▶ [Task goal] Reproduce the data below in full and exclude every picture.

┄┄┄┄┄┄┄┄┄┄┄┄┄┄┄┄┄┄┄┄

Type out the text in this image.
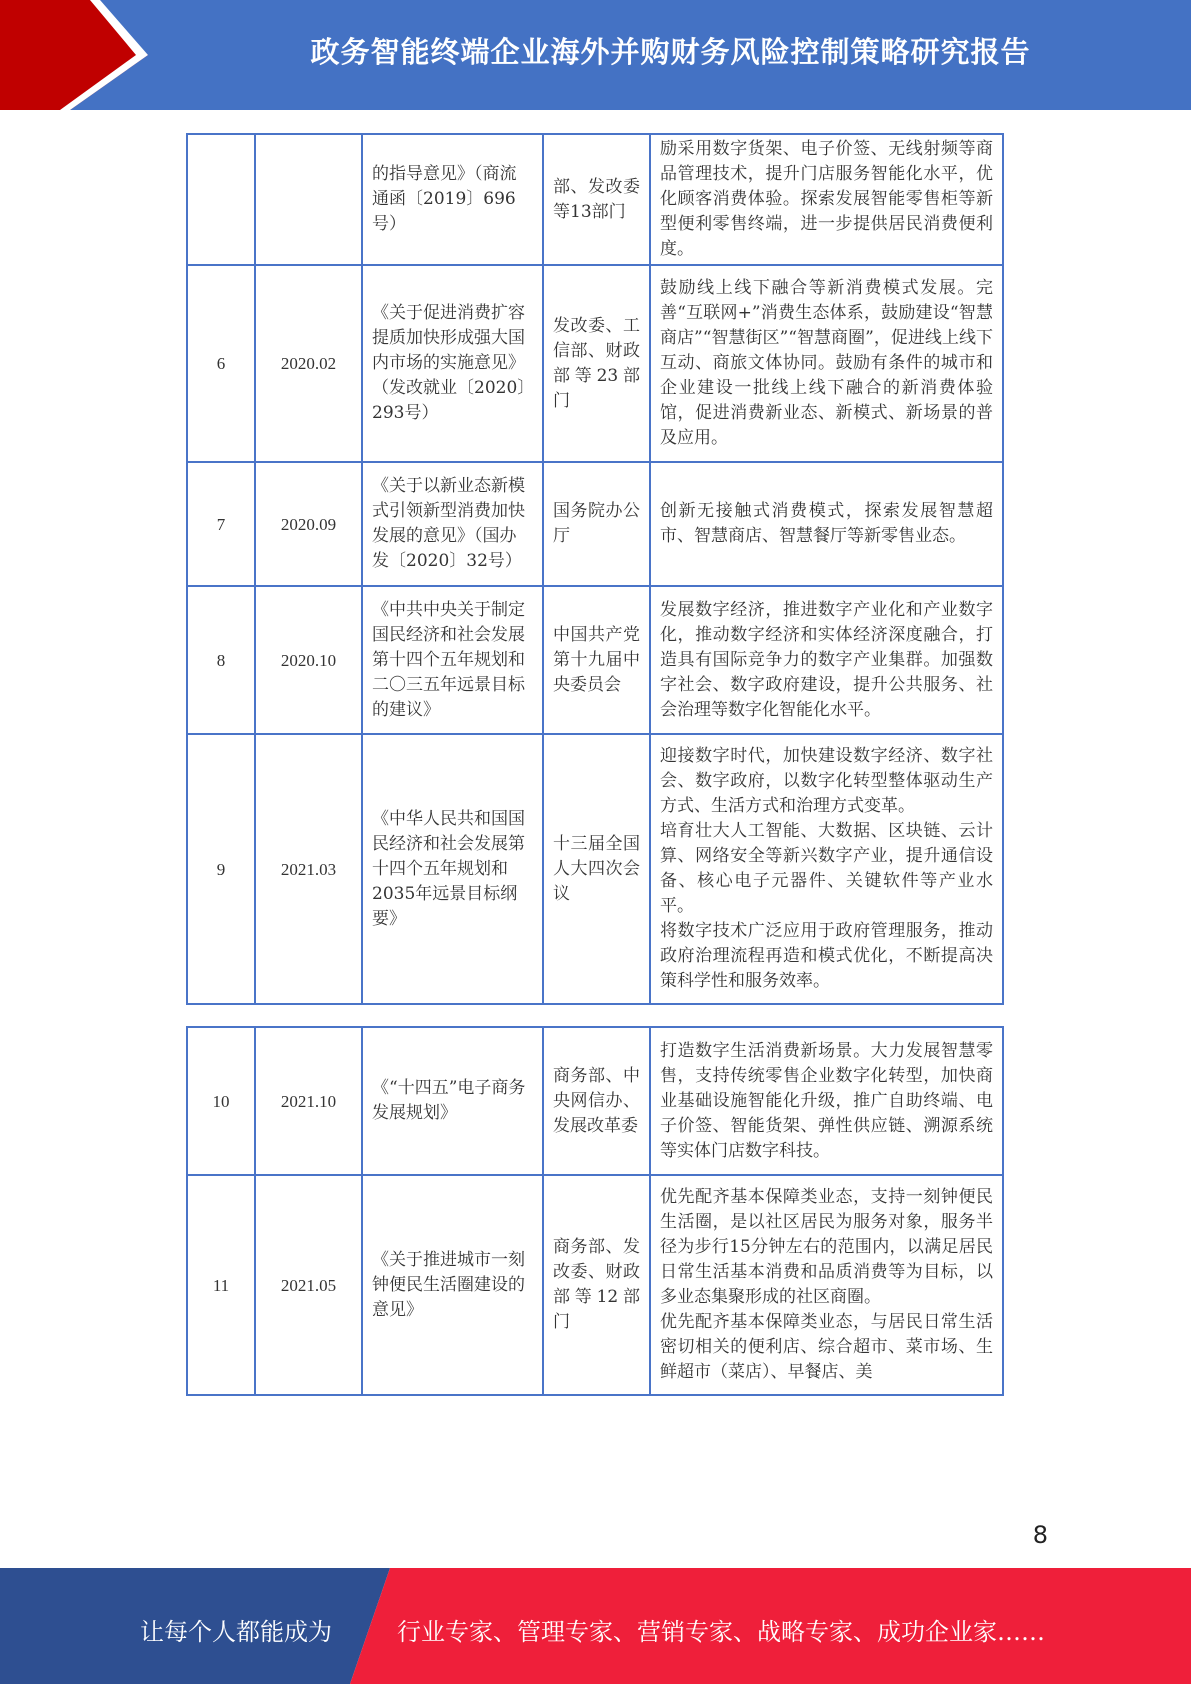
政务智能终端企业海外并购财务风险控制策略研究报告
		的指导意见》（商流通函〔2019〕696号）	部、发改委等13部门	励采用数字货架、电子价签、无线射频等商品管理技术，提升门店服务智能化水平，优化顾客消费体验。探索发展智能零售柜等新型便利零售终端，进一步提供居民消费便利度。

6	2020.02	《关于促进消费扩容提质加快形成强大国内市场的实施意见》（发改就业〔2020〕293号）	发改委、工信部、财政部等23部门	鼓励线上线下融合等新消费模式发展。完善“互联网+”消费生态体系，鼓励建设“智慧商店”“智慧街区”“智慧商圈”，促进线上线下互动、商旅文体协同。鼓励有条件的城市和企业建设一批线上线下融合的新消费体验馆，促进消费新业态、新模式、新场景的普及应用。

7	2020.09	《关于以新业态新模式引领新型消费加快发展的意见》（国办发〔2020〕32号）	国务院办公厅	创新无接触式消费模式，探索发展智慧超市、智慧商店、智慧餐厅等新零售业态。

8	2020.10	《中共中央关于制定国民经济和社会发展第十四个五年规划和二〇三五年远景目标的建议》	中国共产党第十九届中央委员会	发展数字经济，推进数字产业化和产业数字化，推动数字经济和实体经济深度融合，打造具有国际竞争力的数字产业集群。加强数字社会、数字政府建设，提升公共服务、社会治理等数字化智能化水平。

9	2021.03	《中华人民共和国国民经济和社会发展第十四个五年规划和2035年远景目标纲要》	十三届全国人大四次会议	迎接数字时代，加快建设数字经济、数字社会、数字政府，以数字化转型整体驱动生产方式、生活方式和治理方式变革。
培育壮大人工智能、大数据、区块链、云计算、网络安全等新兴数字产业，提升通信设备、核心电子元器件、关键软件等产业水平。
将数字技术广泛应用于政府管理服务，推动政府治理流程再造和模式优化，不断提高决策科学性和服务效率。
10	2021.10	《“十四五”电子商务发展规划》	商务部、中央网信办、发展改革委	打造数字生活消费新场景。大力发展智慧零售，支持传统零售企业数字化转型，加快商业基础设施智能化升级，推广自助终端、电子价签、智能货架、弹性供应链、溯源系统等实体门店数字科技。

11	2021.05	《关于推进城市一刻钟便民生活圈建设的意见》	商务部、发改委、财政部等12部门	优先配齐基本保障类业态，支持一刻钟便民生活圈，是以社区居民为服务对象，服务半径为步行15分钟左右的范围内，以满足居民日常生活基本消费和品质消费等为目标，以多业态集聚形成的社区商圈。
优先配齐基本保障类业态，与居民日常生活密切相关的便利店、综合超市、菜市场、生鲜超市（菜店）、早餐店、美
8
让每个人都能成为	行业专家、管理专家、营销专家、战略专家、成功企业家……
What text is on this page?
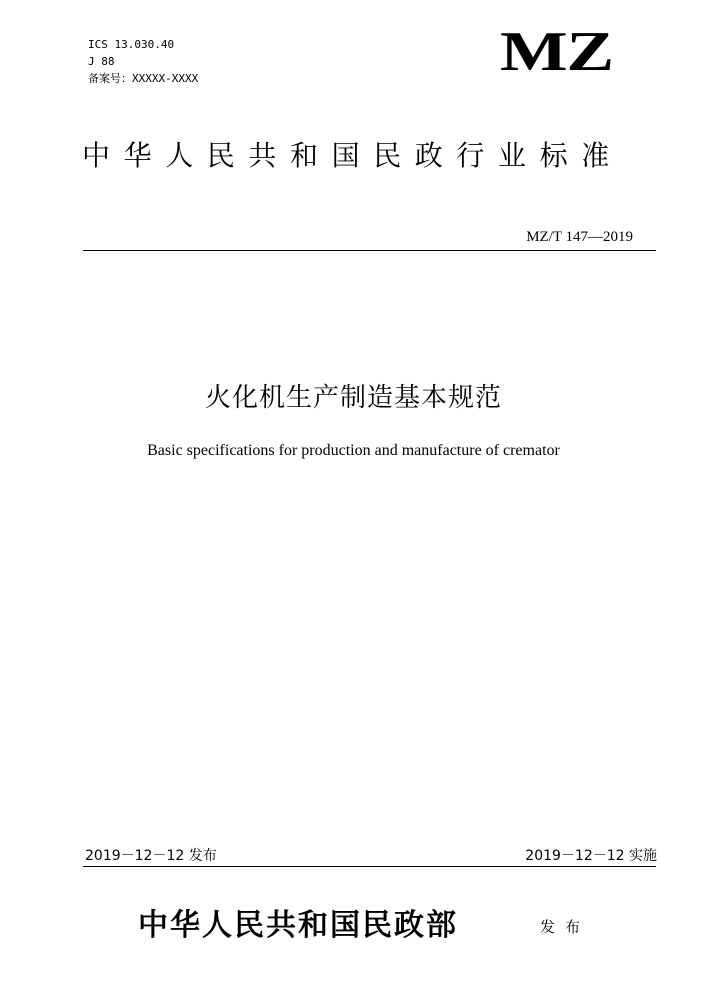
ICS 13.030.40
J 88
备案号：XXXXX-XXXX	MZ
中华人民共和国民政行业标准
MZ/T 147—2019
火化机生产制造基本规范
Basic specifications for production and manufacture of cremator
2019－12－12 发布	2019－12－12 实施
中华人民共和国民政部	发布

┄┄┄┄┄┄┄┄┄┄┄┄┄┄┄┄┄┄┄┄

▶ [The answer]
Type out the text in this image.
政务智能终端企业海外并购财务风险控制策略研究报告
		的指导意见》（商流通函〔2019〕696号）	部、发改委等13部门	励采用数字货架、电子价签、无线射频等商品管理技术，提升门店服务智能化水平，优化顾客消费体验。探索发展智能零售柜等新型便利零售终端，进一步提供居民消费便利度。

6	2020.02	《关于促进消费扩容提质加快形成强大国内市场的实施意见》（发改就业〔2020〕293号）	发改委、工信部、财政部等23部门	鼓励线上线下融合等新消费模式发展。完善“互联网+”消费生态体系，鼓励建设“智慧商店”“智慧街区”“智慧商圈”，促进线上线下互动、商旅文体协同。鼓励有条件的城市和企业建设一批线上线下融合的新消费体验馆，促进消费新业态、新模式、新场景的普及应用。

7	2020.09	《关于以新业态新模式引领新型消费加快发展的意见》（国办发〔2020〕32号）	国务院办公厅	创新无接触式消费模式，探索发展智慧超市、智慧商店、智慧餐厅等新零售业态。

8	2020.10	《中共中央关于制定国民经济和社会发展第十四个五年规划和二〇三五年远景目标的建议》	中国共产党第十九届中央委员会	发展数字经济，推进数字产业化和产业数字化，推动数字经济和实体经济深度融合，打造具有国际竞争力的数字产业集群。加强数字社会、数字政府建设，提升公共服务、社会治理等数字化智能化水平。

9	2021.03	《中华人民共和国国民经济和社会发展第十四个五年规划和2035年远景目标纲要》	十三届全国人大四次会议	迎接数字时代，加快建设数字经济、数字社会、数字政府，以数字化转型整体驱动生产方式、生活方式和治理方式变革。
培育壮大人工智能、大数据、区块链、云计算、网络安全等新兴数字产业，提升通信设备、核心电子元器件、关键软件等产业水平。
将数字技术广泛应用于政府管理服务，推动政府治理流程再造和模式优化，不断提高决策科学性和服务效率。
10	2021.10	《“十四五”电子商务发展规划》	商务部、中央网信办、发展改革委	打造数字生活消费新场景。大力发展智慧零售，支持传统零售企业数字化转型，加快商业基础设施智能化升级，推广自助终端、电子价签、智能货架、弹性供应链、溯源系统等实体门店数字科技。

11	2021.05	《关于推进城市一刻钟便民生活圈建设的意见》	商务部、发改委、财政部等12部门	优先配齐基本保障类业态，支持一刻钟便民生活圈，是以社区居民为服务对象，服务半径为步行15分钟左右的范围内，以满足居民日常生活基本消费和品质消费等为目标，以多业态集聚形成的社区商圈。
优先配齐基本保障类业态，与居民日常生活密切相关的便利店、综合超市、菜市场、生鲜超市（菜店）、早餐店、美
8
让每个人都能成为	行业专家、管理专家、营销专家、战略专家、成功企业家……
What text is on this page?
ICS 13.030.40
J 88
备案号：XXXXX-XXXX	MZ
中华人民共和国民政行业标准
MZ/T 147—2019
火化机生产制造基本规范
Basic specifications for production and manufacture of cremator
2019－12－12 发布	2019－12－12 实施
中华人民共和国民政部	发布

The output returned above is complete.